Material for this task:
=-=-=-=-=

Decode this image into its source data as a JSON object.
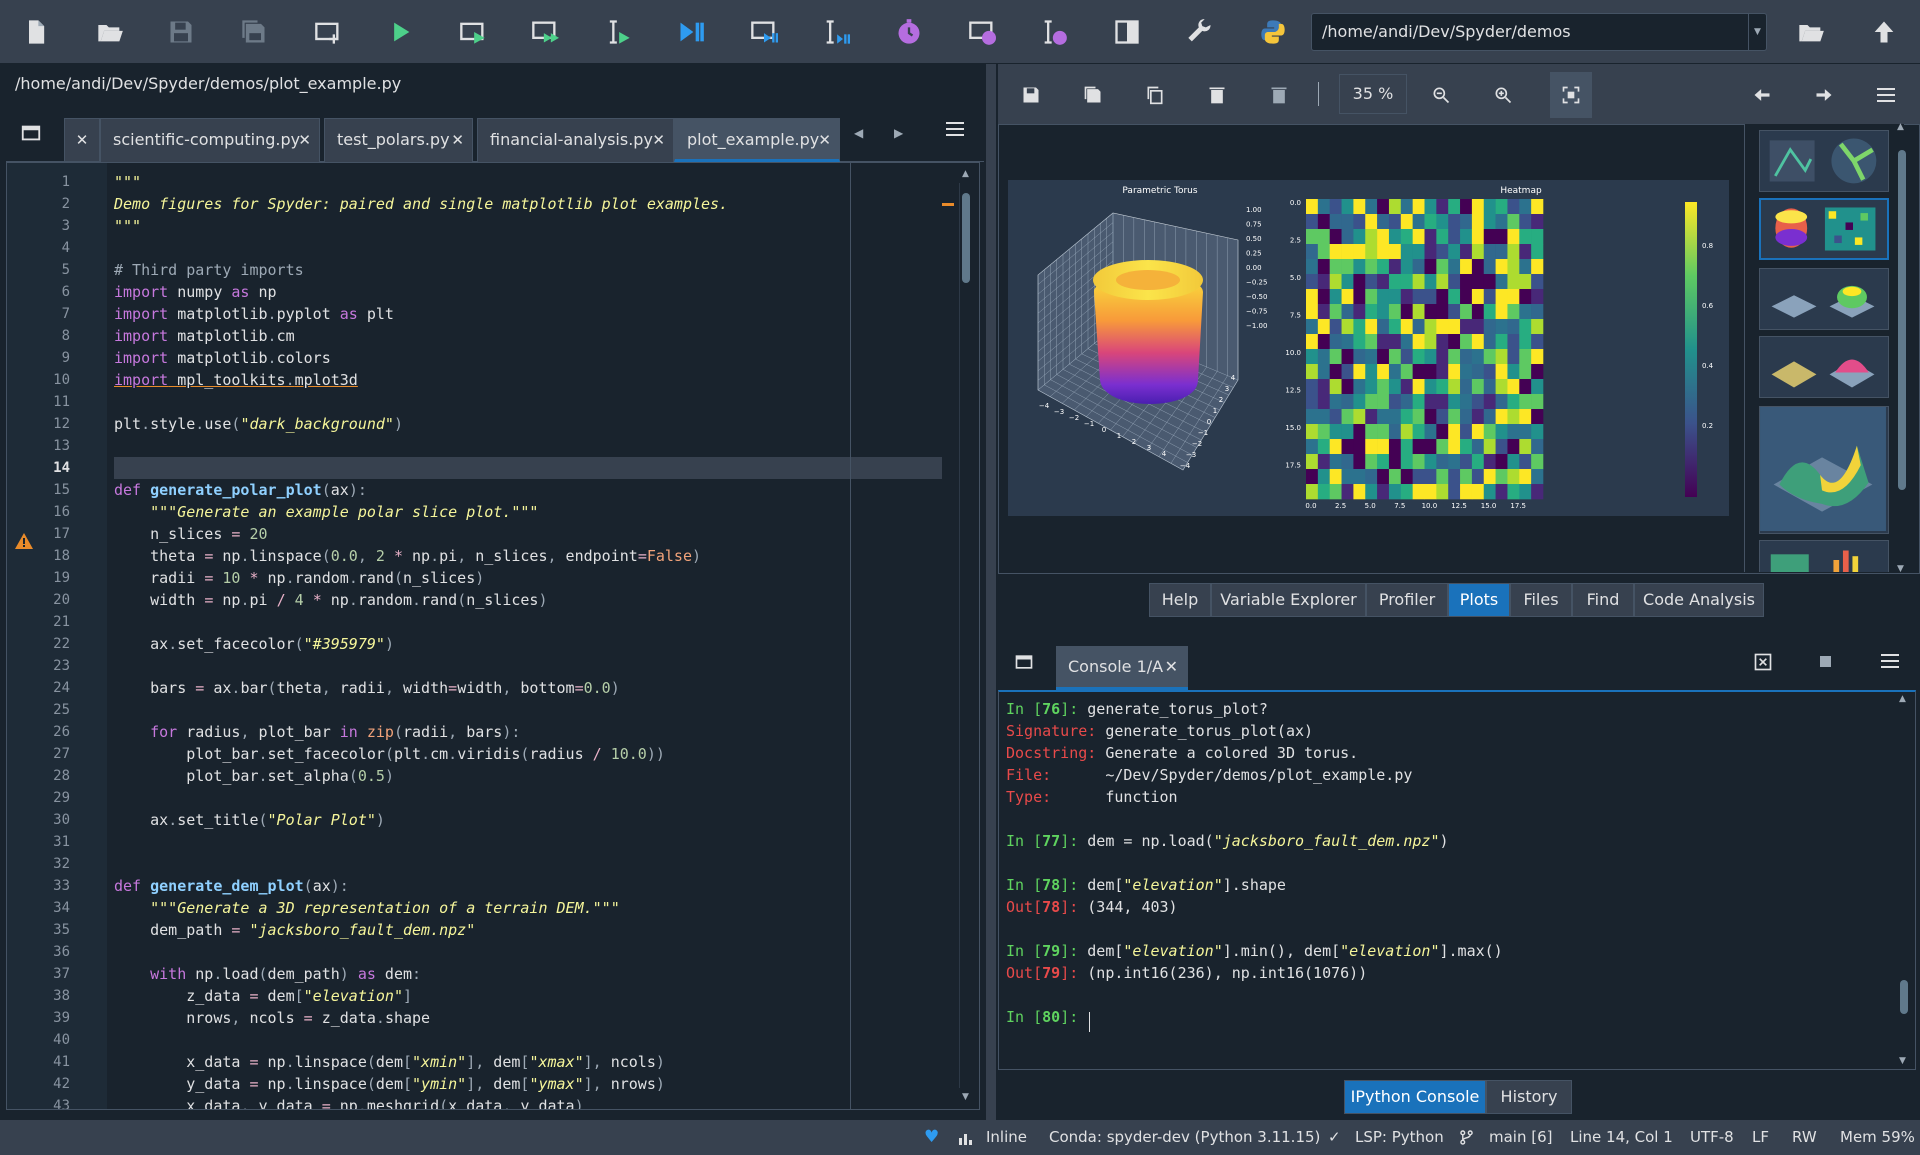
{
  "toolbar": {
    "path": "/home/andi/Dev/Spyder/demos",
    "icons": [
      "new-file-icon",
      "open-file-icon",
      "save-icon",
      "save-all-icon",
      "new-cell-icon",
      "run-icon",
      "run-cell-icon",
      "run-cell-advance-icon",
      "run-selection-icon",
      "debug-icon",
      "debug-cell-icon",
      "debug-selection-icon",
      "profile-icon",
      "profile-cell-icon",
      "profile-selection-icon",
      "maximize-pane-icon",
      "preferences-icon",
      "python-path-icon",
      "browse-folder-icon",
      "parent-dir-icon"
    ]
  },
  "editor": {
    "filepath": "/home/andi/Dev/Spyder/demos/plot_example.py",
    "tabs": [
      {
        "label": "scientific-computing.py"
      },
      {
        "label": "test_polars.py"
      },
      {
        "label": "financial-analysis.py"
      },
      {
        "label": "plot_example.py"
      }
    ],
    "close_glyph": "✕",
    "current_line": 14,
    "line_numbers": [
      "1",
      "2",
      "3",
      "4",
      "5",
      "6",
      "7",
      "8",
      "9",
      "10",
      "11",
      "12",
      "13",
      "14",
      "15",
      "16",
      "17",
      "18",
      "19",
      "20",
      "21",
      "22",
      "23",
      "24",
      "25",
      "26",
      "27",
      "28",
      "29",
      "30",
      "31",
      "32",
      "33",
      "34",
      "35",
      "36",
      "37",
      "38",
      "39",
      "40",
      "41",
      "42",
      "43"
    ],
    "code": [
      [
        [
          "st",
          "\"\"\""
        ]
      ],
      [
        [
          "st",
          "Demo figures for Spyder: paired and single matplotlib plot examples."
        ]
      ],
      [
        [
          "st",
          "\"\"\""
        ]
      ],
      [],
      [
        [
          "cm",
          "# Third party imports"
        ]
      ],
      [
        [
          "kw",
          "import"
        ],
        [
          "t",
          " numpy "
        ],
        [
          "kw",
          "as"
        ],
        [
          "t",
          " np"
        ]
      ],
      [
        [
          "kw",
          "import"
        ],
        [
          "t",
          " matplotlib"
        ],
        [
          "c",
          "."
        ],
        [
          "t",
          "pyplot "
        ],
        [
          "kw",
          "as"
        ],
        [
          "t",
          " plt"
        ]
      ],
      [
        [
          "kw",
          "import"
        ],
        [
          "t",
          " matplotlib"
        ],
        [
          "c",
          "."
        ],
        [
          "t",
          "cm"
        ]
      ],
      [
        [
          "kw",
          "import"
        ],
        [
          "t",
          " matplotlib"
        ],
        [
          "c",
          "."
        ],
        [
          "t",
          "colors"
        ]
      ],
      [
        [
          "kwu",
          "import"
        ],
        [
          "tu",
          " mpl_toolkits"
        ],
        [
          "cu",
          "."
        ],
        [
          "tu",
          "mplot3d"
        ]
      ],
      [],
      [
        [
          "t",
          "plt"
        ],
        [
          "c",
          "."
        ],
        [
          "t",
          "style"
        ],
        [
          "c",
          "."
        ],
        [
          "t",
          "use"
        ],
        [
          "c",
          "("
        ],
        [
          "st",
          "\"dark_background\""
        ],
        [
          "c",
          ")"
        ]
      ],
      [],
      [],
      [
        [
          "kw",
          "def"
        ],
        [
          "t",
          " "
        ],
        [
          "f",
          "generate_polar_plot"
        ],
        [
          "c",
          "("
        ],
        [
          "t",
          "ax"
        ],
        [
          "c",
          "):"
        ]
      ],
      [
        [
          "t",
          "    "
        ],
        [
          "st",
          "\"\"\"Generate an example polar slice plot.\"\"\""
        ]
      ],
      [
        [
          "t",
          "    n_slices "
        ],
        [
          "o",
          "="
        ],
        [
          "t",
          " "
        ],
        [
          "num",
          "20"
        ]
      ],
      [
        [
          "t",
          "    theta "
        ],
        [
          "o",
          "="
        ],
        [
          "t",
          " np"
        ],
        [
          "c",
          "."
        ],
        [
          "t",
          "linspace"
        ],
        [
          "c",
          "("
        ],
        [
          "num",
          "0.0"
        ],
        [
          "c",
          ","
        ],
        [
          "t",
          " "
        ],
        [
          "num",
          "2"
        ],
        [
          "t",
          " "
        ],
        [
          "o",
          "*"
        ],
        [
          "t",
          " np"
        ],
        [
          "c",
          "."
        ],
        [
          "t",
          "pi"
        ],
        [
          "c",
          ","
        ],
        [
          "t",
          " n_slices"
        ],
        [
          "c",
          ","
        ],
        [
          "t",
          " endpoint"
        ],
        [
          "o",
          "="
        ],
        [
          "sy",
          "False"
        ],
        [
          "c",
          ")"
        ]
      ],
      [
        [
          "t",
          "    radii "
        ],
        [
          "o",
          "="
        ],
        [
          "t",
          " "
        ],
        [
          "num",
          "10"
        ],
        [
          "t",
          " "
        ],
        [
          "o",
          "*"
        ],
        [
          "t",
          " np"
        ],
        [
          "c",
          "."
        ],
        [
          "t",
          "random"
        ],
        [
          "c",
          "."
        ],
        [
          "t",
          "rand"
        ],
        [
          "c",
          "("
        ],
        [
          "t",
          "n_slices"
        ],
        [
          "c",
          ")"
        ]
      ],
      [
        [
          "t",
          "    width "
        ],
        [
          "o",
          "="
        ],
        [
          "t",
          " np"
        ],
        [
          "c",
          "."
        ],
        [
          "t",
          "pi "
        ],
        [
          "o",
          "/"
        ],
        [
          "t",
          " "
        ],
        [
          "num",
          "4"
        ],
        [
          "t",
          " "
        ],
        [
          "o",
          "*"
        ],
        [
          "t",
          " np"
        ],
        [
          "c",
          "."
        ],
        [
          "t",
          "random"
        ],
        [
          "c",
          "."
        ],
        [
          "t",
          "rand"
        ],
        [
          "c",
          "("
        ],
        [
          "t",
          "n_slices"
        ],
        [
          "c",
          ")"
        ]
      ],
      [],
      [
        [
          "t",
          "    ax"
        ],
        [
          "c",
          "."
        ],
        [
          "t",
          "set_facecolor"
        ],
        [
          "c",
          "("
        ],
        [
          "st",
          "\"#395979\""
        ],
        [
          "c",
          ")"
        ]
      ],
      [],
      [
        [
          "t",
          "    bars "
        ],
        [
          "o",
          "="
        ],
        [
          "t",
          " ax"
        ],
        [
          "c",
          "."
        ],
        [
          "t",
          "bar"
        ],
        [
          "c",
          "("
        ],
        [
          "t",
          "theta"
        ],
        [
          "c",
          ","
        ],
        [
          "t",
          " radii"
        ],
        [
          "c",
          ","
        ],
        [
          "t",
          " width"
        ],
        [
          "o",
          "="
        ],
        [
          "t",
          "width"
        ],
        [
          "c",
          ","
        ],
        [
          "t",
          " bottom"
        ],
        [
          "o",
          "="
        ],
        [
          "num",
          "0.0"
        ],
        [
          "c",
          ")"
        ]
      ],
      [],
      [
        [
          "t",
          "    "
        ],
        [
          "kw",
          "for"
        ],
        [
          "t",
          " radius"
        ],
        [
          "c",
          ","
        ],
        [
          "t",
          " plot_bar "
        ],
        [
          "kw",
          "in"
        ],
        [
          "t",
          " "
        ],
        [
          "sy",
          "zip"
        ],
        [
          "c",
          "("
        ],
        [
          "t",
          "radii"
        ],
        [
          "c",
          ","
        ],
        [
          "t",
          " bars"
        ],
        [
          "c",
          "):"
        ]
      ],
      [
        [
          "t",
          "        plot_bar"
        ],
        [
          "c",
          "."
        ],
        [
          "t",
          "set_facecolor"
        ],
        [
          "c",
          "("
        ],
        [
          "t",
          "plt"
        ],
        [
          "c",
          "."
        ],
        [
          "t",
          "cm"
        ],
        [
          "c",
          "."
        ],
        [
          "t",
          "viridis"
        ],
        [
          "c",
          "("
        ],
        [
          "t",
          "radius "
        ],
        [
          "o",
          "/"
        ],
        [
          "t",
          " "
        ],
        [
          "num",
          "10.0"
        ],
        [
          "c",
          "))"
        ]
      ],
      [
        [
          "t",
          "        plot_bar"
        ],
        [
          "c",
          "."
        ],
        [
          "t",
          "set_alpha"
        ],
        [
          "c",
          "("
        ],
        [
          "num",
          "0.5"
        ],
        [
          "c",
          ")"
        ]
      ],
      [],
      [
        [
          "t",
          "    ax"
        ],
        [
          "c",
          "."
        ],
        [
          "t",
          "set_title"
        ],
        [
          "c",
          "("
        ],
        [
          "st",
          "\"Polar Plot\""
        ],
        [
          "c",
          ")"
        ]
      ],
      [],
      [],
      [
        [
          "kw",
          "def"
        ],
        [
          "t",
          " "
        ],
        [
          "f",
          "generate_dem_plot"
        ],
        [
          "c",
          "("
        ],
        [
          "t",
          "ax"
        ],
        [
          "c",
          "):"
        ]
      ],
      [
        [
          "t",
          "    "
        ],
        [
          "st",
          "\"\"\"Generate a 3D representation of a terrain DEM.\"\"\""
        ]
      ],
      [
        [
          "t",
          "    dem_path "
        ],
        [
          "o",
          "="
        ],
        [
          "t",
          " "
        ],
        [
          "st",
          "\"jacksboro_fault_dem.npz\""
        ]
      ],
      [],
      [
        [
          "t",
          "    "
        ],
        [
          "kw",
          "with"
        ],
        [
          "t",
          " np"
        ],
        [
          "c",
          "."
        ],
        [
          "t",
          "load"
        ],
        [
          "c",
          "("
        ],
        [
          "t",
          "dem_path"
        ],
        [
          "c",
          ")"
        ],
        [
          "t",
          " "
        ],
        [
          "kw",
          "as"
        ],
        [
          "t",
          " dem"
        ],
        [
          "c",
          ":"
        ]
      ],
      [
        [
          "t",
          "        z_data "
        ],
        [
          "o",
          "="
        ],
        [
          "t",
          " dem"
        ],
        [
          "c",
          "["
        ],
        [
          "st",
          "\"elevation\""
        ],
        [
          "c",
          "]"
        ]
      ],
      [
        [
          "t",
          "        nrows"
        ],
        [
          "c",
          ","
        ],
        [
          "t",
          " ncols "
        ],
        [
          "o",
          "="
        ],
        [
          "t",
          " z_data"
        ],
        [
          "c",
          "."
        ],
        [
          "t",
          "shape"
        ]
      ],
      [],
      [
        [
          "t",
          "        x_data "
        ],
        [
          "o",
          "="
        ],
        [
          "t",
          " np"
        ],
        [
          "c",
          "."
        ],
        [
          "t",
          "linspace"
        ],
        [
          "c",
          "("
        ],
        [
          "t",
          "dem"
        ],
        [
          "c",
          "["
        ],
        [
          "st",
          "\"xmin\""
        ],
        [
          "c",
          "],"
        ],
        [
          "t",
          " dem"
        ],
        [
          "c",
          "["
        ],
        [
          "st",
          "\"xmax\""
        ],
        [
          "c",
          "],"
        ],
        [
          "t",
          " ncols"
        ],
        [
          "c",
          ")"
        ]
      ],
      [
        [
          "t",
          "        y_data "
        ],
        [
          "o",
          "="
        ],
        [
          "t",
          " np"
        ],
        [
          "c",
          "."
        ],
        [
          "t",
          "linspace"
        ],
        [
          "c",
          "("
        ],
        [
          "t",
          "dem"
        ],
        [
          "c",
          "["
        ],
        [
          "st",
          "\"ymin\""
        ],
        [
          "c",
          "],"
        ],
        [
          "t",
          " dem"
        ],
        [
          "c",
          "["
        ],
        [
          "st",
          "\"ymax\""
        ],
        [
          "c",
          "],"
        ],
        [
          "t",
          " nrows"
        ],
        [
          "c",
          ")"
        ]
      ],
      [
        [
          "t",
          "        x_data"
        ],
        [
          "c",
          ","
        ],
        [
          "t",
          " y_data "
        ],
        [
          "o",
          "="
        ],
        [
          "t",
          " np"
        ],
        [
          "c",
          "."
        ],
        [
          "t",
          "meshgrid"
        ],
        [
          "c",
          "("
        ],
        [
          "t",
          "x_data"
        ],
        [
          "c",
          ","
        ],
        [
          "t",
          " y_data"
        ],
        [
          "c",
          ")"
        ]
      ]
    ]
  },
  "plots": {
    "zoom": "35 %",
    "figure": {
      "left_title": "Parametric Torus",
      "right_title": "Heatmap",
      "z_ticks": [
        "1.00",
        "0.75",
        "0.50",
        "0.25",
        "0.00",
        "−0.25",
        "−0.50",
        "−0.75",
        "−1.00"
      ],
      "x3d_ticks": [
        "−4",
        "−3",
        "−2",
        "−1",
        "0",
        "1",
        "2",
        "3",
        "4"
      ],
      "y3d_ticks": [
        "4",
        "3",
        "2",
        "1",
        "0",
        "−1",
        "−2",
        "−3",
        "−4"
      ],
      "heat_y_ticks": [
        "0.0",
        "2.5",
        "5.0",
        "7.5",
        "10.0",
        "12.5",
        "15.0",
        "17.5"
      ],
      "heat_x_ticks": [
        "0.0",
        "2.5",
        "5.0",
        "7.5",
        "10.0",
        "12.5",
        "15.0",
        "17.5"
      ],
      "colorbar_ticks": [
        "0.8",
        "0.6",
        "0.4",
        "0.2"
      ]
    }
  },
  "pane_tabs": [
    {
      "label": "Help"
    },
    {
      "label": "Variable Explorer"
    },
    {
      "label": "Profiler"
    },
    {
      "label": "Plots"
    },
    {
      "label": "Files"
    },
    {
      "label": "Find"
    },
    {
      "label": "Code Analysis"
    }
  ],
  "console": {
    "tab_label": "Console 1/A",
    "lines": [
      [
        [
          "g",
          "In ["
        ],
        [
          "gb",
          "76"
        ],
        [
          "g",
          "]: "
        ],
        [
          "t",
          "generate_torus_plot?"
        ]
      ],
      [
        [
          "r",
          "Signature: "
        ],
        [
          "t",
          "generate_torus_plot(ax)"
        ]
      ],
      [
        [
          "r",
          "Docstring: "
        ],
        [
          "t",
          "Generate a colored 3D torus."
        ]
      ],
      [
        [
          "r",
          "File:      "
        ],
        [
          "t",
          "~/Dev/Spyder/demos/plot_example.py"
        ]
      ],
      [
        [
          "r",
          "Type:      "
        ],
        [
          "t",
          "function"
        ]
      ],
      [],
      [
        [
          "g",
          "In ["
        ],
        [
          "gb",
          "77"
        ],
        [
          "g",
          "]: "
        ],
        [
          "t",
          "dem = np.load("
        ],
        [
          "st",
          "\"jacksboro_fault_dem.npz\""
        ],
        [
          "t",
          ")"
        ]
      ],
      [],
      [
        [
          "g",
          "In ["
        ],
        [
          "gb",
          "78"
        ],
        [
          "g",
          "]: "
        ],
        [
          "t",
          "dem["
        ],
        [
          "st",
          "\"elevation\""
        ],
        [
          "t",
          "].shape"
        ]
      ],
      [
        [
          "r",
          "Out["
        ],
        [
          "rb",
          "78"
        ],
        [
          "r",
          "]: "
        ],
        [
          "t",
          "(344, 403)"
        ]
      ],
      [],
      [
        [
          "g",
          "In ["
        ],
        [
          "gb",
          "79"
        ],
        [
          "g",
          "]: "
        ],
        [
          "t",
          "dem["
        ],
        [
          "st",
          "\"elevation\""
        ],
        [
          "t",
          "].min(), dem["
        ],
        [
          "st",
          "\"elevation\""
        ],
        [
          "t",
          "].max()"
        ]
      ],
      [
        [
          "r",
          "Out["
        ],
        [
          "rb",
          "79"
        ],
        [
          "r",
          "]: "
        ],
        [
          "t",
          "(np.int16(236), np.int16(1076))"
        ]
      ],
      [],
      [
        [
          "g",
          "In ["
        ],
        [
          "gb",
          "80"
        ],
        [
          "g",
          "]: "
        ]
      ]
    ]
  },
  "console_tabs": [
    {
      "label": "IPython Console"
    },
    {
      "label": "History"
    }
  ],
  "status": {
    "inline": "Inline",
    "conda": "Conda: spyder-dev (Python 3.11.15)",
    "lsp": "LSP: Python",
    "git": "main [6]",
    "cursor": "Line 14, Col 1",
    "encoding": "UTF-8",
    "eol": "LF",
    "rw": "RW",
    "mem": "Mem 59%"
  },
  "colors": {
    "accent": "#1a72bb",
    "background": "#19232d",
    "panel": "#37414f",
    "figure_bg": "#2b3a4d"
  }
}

=-=-=-=-=

Look through the data and show every line containing "home".

    "path": "/home/andi/Dev/Spyder/demos",
    "filepath": "/home/andi/Dev/Spyder/demos/plot_example.py",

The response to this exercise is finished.